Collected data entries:
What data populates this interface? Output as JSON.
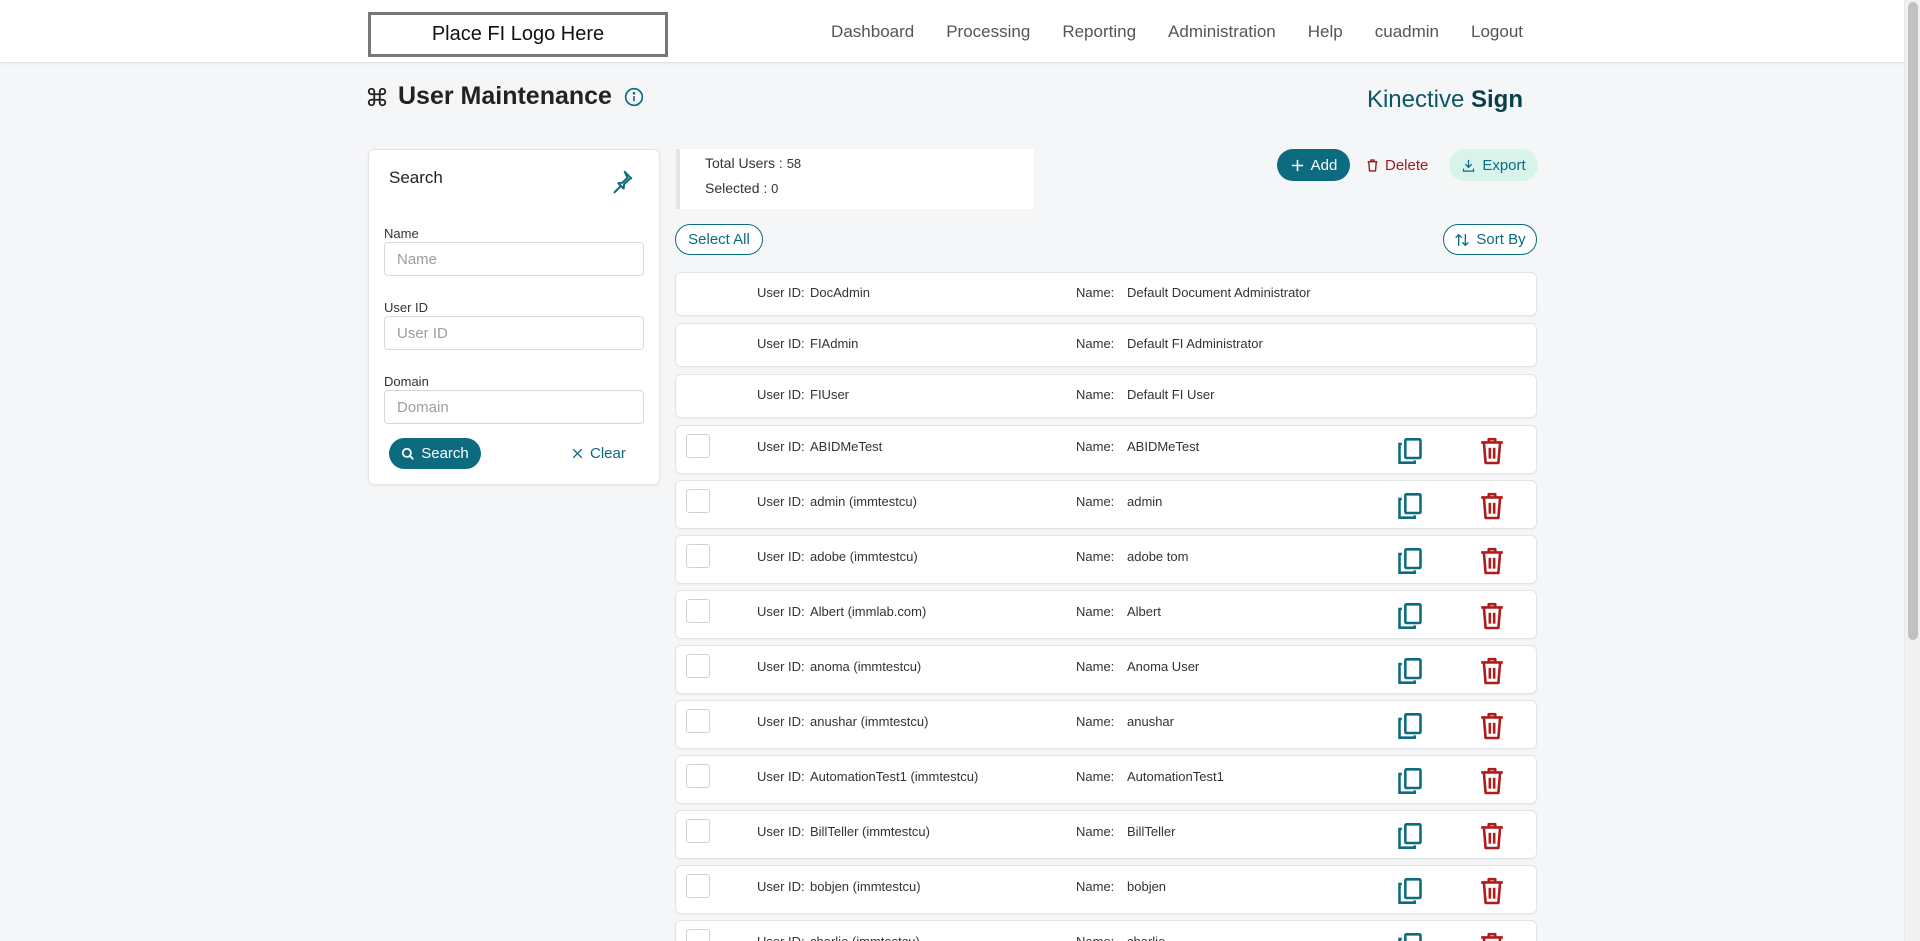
{
  "header": {
    "logo_text": "Place FI Logo Here",
    "nav": [
      "Dashboard",
      "Processing",
      "Reporting",
      "Administration",
      "Help",
      "cuadmin",
      "Logout"
    ]
  },
  "page": {
    "title": "User Maintenance",
    "brand_light": "Kinective",
    "brand_bold": "Sign"
  },
  "search": {
    "title": "Search",
    "name_label": "Name",
    "name_placeholder": "Name",
    "userid_label": "User ID",
    "userid_placeholder": "User ID",
    "domain_label": "Domain",
    "domain_placeholder": "Domain",
    "search_button": "Search",
    "clear_button": "Clear"
  },
  "summary": {
    "total_label": "Total Users :",
    "total_value": "58",
    "selected_label": "Selected :",
    "selected_value": "0"
  },
  "actions": {
    "add": "Add",
    "delete": "Delete",
    "export": "Export",
    "select_all": "Select All",
    "sort_by": "Sort By"
  },
  "list_labels": {
    "user_id": "User ID:",
    "name": "Name:"
  },
  "colors": {
    "primary": "#0d6b7f",
    "danger": "#9b1b1b",
    "export_bg": "#d8f3ea"
  },
  "system_users": [
    {
      "user_id": "DocAdmin",
      "name": "Default Document Administrator"
    },
    {
      "user_id": "FIAdmin",
      "name": "Default FI Administrator"
    },
    {
      "user_id": "FIUser",
      "name": "Default FI User"
    }
  ],
  "users": [
    {
      "user_id": "ABIDMeTest",
      "name": "ABIDMeTest"
    },
    {
      "user_id": "admin (immtestcu)",
      "name": "admin"
    },
    {
      "user_id": "adobe (immtestcu)",
      "name": "adobe tom"
    },
    {
      "user_id": "Albert (immlab.com)",
      "name": "Albert"
    },
    {
      "user_id": "anoma (immtestcu)",
      "name": "Anoma User"
    },
    {
      "user_id": "anushar (immtestcu)",
      "name": "anushar"
    },
    {
      "user_id": "AutomationTest1 (immtestcu)",
      "name": "AutomationTest1"
    },
    {
      "user_id": "BillTeller (immtestcu)",
      "name": "BillTeller"
    },
    {
      "user_id": "bobjen (immtestcu)",
      "name": "bobjen"
    },
    {
      "user_id": "charlie (immtestcu)",
      "name": "charlie"
    }
  ]
}
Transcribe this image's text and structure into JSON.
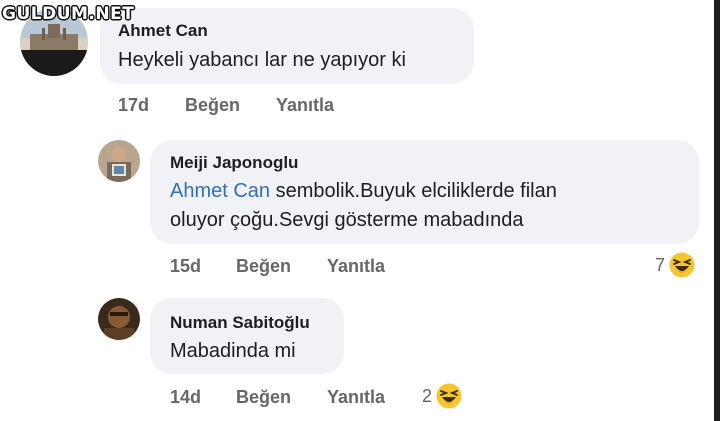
{
  "watermark": "GULDUM.NET",
  "comments": [
    {
      "author": "Ahmet Can",
      "text": "Heykeli yabancı lar ne yapıyor ki",
      "time": "17d",
      "like_label": "Beğen",
      "reply_label": "Yanıtla"
    },
    {
      "author": "Meiji Japonoglu",
      "mention": "Ahmet Can",
      "text_line1": " sembolik.Buyuk elciliklerde filan",
      "text_line2": "oluyor çoğu.Sevgi gösterme mabadında",
      "time": "15d",
      "like_label": "Beğen",
      "reply_label": "Yanıtla",
      "reaction_count": "7",
      "reaction_icon": "laughing-emoji-icon"
    },
    {
      "author": "Numan Sabitoğlu",
      "text": "Mabadinda mi",
      "time": "14d",
      "like_label": "Beğen",
      "reply_label": "Yanıtla",
      "reaction_count": "2",
      "reaction_icon": "laughing-emoji-icon"
    }
  ],
  "colors": {
    "bubble": "#f0f2f5",
    "mention": "#2d6fc6",
    "meta": "#65676b"
  }
}
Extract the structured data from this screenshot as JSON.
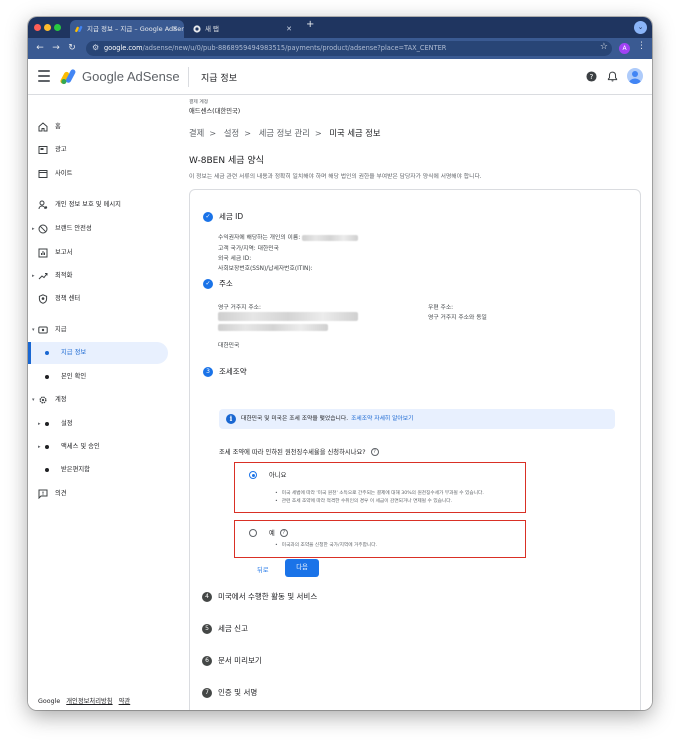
{
  "browser": {
    "tabs": [
      {
        "title": "지급 정보 – 지급 – Google AdSense",
        "active": true
      },
      {
        "title": "새 탭",
        "active": false
      }
    ],
    "url_host": "google.com",
    "url_path": "/adsense/new/u/0/pub-8868959494983515/payments/product/adsense?place=TAX_CENTER",
    "profile_initial": "A"
  },
  "header": {
    "brand": "Google AdSense",
    "page_title": "지급 정보"
  },
  "sidebar": {
    "items": [
      {
        "label": "홈",
        "icon": "home-icon"
      },
      {
        "label": "광고",
        "icon": "ads-icon"
      },
      {
        "label": "사이트",
        "icon": "sites-icon"
      },
      {
        "label": "개인 정보 보호 및 메시지",
        "icon": "privacy-icon"
      },
      {
        "label": "브랜드 안전성",
        "icon": "brand-safety-icon"
      },
      {
        "label": "보고서",
        "icon": "reports-icon"
      },
      {
        "label": "최적화",
        "icon": "optimization-icon"
      },
      {
        "label": "정책 센터",
        "icon": "policy-icon"
      },
      {
        "label": "지급",
        "icon": "payments-icon"
      },
      {
        "label": "지급 정보"
      },
      {
        "label": "본인 확인"
      },
      {
        "label": "계정",
        "icon": "account-gear-icon"
      },
      {
        "label": "설정"
      },
      {
        "label": "액세스 및 승인"
      },
      {
        "label": "받은편지함"
      },
      {
        "label": "의견",
        "icon": "feedback-icon"
      }
    ],
    "footer": {
      "google": "Google",
      "privacy": "개인정보처리방침",
      "terms": "약관"
    }
  },
  "main": {
    "account_label": "결제 계정",
    "account_name": "애드센스(대한민국)",
    "breadcrumbs": [
      "결제",
      "설정",
      "세금 정보 관리",
      "미국 세금 정보"
    ],
    "form_title": "W-8BEN 세금 양식",
    "description": "이 정보는 세금 관련 서류의 내용과 정확히 일치해야 하며 해당 법인의 권한을 부여받은 담당자가 양식에 서명해야 합니다.",
    "steps": {
      "tax_id": {
        "title": "세금 ID",
        "rows": [
          "수익권자에 해당하는 개인의 이름:",
          "고객 국가/지역: 대한민국",
          "외국 세금 ID:",
          "사회보장번호(SSN)/납세자번호(ITIN):"
        ]
      },
      "address": {
        "title": "주소",
        "permanent_label": "영구 거주지 주소:",
        "country": "대한민국",
        "mailing_label": "우편 주소:",
        "mailing_value": "영구 거주지 주소와 동일"
      },
      "treaty": {
        "number": "3",
        "title": "조세조약",
        "info": "대한민국 및 미국은 조세 조약을 맺었습니다.",
        "info_link": "조세조약 자세히 알아보기",
        "question": "조세 조약에 따라 인하된 원천징수세율을 신청하시나요?",
        "option_no": "아니요",
        "option_no_bullets": [
          "미국 세법에 따라 '미국 원천' 소득으로 간주되는 결제에 대해 30%의 원천징수세가 부과될 수 있습니다.",
          "관련 조세 조약에 따라 적격한 수취인의 경우 이 세금이 감면되거나 면제될 수 있습니다."
        ],
        "option_yes": "예",
        "option_yes_bullets": [
          "미국과의 조약을 신청한 국가/지역에 거주합니다."
        ],
        "back": "뒤로",
        "next": "다음"
      },
      "upcoming": [
        {
          "number": "4",
          "title": "미국에서 수행한 활동 및 서비스"
        },
        {
          "number": "5",
          "title": "세금 신고"
        },
        {
          "number": "6",
          "title": "문서 미리보기"
        },
        {
          "number": "7",
          "title": "인증 및 서명"
        }
      ]
    }
  }
}
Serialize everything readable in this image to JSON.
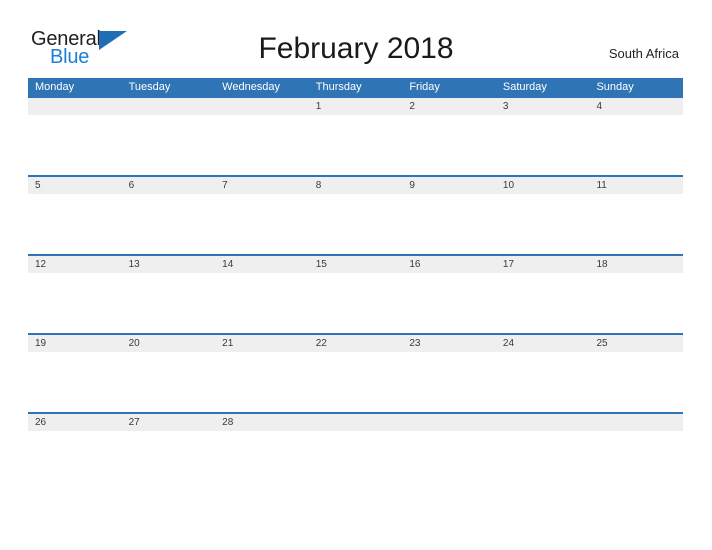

• Instructions for the task
Quote all of the entries word for word, omitting any pictures.

• Finished exercise
What data populates this interface? Output as JSON.
{
  "header": {
    "logo_text": "Place FI Logo Here",
    "nav": [
      "Dashboard",
      "Processing",
      "Reporting",
      "Administration",
      "Help",
      "cuadmin",
      "Logout"
    ]
  },
  "page": {
    "title": "User Maintenance",
    "brand_light": "Kinective",
    "brand_bold": "Sign"
  },
  "search": {
    "title": "Search",
    "name_label": "Name",
    "name_placeholder": "Name",
    "userid_label": "User ID",
    "userid_placeholder": "User ID",
    "domain_label": "Domain",
    "domain_placeholder": "Domain",
    "search_button": "Search",
    "clear_button": "Clear"
  },
  "summary": {
    "total_label": "Total Users :",
    "total_value": "58",
    "selected_label": "Selected :",
    "selected_value": "0"
  },
  "actions": {
    "add": "Add",
    "delete": "Delete",
    "export": "Export",
    "select_all": "Select All",
    "sort_by": "Sort By"
  },
  "list_labels": {
    "user_id": "User ID:",
    "name": "Name:"
  },
  "colors": {
    "primary": "#0d6b7f",
    "danger": "#9b1b1b",
    "export_bg": "#d8f3ea"
  },
  "system_users": [
    {
      "user_id": "DocAdmin",
      "name": "Default Document Administrator"
    },
    {
      "user_id": "FIAdmin",
      "name": "Default FI Administrator"
    },
    {
      "user_id": "FIUser",
      "name": "Default FI User"
    }
  ],
  "users": [
    {
      "user_id": "ABIDMeTest",
      "name": "ABIDMeTest"
    },
    {
      "user_id": "admin (immtestcu)",
      "name": "admin"
    },
    {
      "user_id": "adobe (immtestcu)",
      "name": "adobe tom"
    },
    {
      "user_id": "Albert (immlab.com)",
      "name": "Albert"
    },
    {
      "user_id": "anoma (immtestcu)",
      "name": "Anoma User"
    },
    {
      "user_id": "anushar (immtestcu)",
      "name": "anushar"
    },
    {
      "user_id": "AutomationTest1 (immtestcu)",
      "name": "AutomationTest1"
    },
    {
      "user_id": "BillTeller (immtestcu)",
      "name": "BillTeller"
    },
    {
      "user_id": "bobjen (immtestcu)",
      "name": "bobjen"
    },
    {
      "user_id": "charlie (immtestcu)",
      "name": "charlie"
    }
  ]
}
Transcribe this image's text and structure into JSON.
{
  "watermark": "GULDUM.NET",
  "comments": [
    {
      "author": "Ahmet Can",
      "text": "Heykeli yabancı lar ne yapıyor ki",
      "time": "17d",
      "like_label": "Beğen",
      "reply_label": "Yanıtla"
    },
    {
      "author": "Meiji Japonoglu",
      "mention": "Ahmet Can",
      "text_line1": " sembolik.Buyuk elciliklerde filan",
      "text_line2": "oluyor çoğu.Sevgi gösterme mabadında",
      "time": "15d",
      "like_label": "Beğen",
      "reply_label": "Yanıtla",
      "reaction_count": "7",
      "reaction_icon": "laughing-emoji-icon"
    },
    {
      "author": "Numan Sabitoğlu",
      "text": "Mabadinda mi",
      "time": "14d",
      "like_label": "Beğen",
      "reply_label": "Yanıtla",
      "reaction_count": "2",
      "reaction_icon": "laughing-emoji-icon"
    }
  ],
  "colors": {
    "bubble": "#f0f2f5",
    "mention": "#2d6fc6",
    "meta": "#65676b"
  }
}
Extract the structured data from this screenshot as JSON.
{
  "browser": {
    "tabs": [
      {
        "title": "지급 정보 – 지급 – Google AdSense",
        "active": true
      },
      {
        "title": "새 탭",
        "active": false
      }
    ],
    "url_host": "google.com",
    "url_path": "/adsense/new/u/0/pub-8868959494983515/payments/product/adsense?place=TAX_CENTER",
    "profile_initial": "A"
  },
  "header": {
    "brand": "Google AdSense",
    "page_title": "지급 정보"
  },
  "sidebar": {
    "items": [
      {
        "label": "홈",
        "icon": "home-icon"
      },
      {
        "label": "광고",
        "icon": "ads-icon"
      },
      {
        "label": "사이트",
        "icon": "sites-icon"
      },
      {
        "label": "개인 정보 보호 및 메시지",
        "icon": "privacy-icon"
      },
      {
        "label": "브랜드 안전성",
        "icon": "brand-safety-icon"
      },
      {
        "label": "보고서",
        "icon": "reports-icon"
      },
      {
        "label": "최적화",
        "icon": "optimization-icon"
      },
      {
        "label": "정책 센터",
        "icon": "policy-icon"
      },
      {
        "label": "지급",
        "icon": "payments-icon"
      },
      {
        "label": "지급 정보"
      },
      {
        "label": "본인 확인"
      },
      {
        "label": "계정",
        "icon": "account-gear-icon"
      },
      {
        "label": "설정"
      },
      {
        "label": "액세스 및 승인"
      },
      {
        "label": "받은편지함"
      },
      {
        "label": "의견",
        "icon": "feedback-icon"
      }
    ],
    "footer": {
      "google": "Google",
      "privacy": "개인정보처리방침",
      "terms": "약관"
    }
  },
  "main": {
    "account_label": "결제 계정",
    "account_name": "애드센스(대한민국)",
    "breadcrumbs": [
      "결제",
      "설정",
      "세금 정보 관리",
      "미국 세금 정보"
    ],
    "form_title": "W-8BEN 세금 양식",
    "description": "이 정보는 세금 관련 서류의 내용과 정확히 일치해야 하며 해당 법인의 권한을 부여받은 담당자가 양식에 서명해야 합니다.",
    "steps": {
      "tax_id": {
        "title": "세금 ID",
        "rows": [
          "수익권자에 해당하는 개인의 이름:",
          "고객 국가/지역: 대한민국",
          "외국 세금 ID:",
          "사회보장번호(SSN)/납세자번호(ITIN):"
        ]
      },
      "address": {
        "title": "주소",
        "permanent_label": "영구 거주지 주소:",
        "country": "대한민국",
        "mailing_label": "우편 주소:",
        "mailing_value": "영구 거주지 주소와 동일"
      },
      "treaty": {
        "number": "3",
        "title": "조세조약",
        "info": "대한민국 및 미국은 조세 조약을 맺었습니다.",
        "info_link": "조세조약 자세히 알아보기",
        "question": "조세 조약에 따라 인하된 원천징수세율을 신청하시나요?",
        "option_no": "아니요",
        "option_no_bullets": [
          "미국 세법에 따라 '미국 원천' 소득으로 간주되는 결제에 대해 30%의 원천징수세가 부과될 수 있습니다.",
          "관련 조세 조약에 따라 적격한 수취인의 경우 이 세금이 감면되거나 면제될 수 있습니다."
        ],
        "option_yes": "예",
        "option_yes_bullets": [
          "미국과의 조약을 신청한 국가/지역에 거주합니다."
        ],
        "back": "뒤로",
        "next": "다음"
      },
      "upcoming": [
        {
          "number": "4",
          "title": "미국에서 수행한 활동 및 서비스"
        },
        {
          "number": "5",
          "title": "세금 신고"
        },
        {
          "number": "6",
          "title": "문서 미리보기"
        },
        {
          "number": "7",
          "title": "인증 및 서명"
        }
      ]
    }
  }
}
Serialize everything readable in this image to JSON.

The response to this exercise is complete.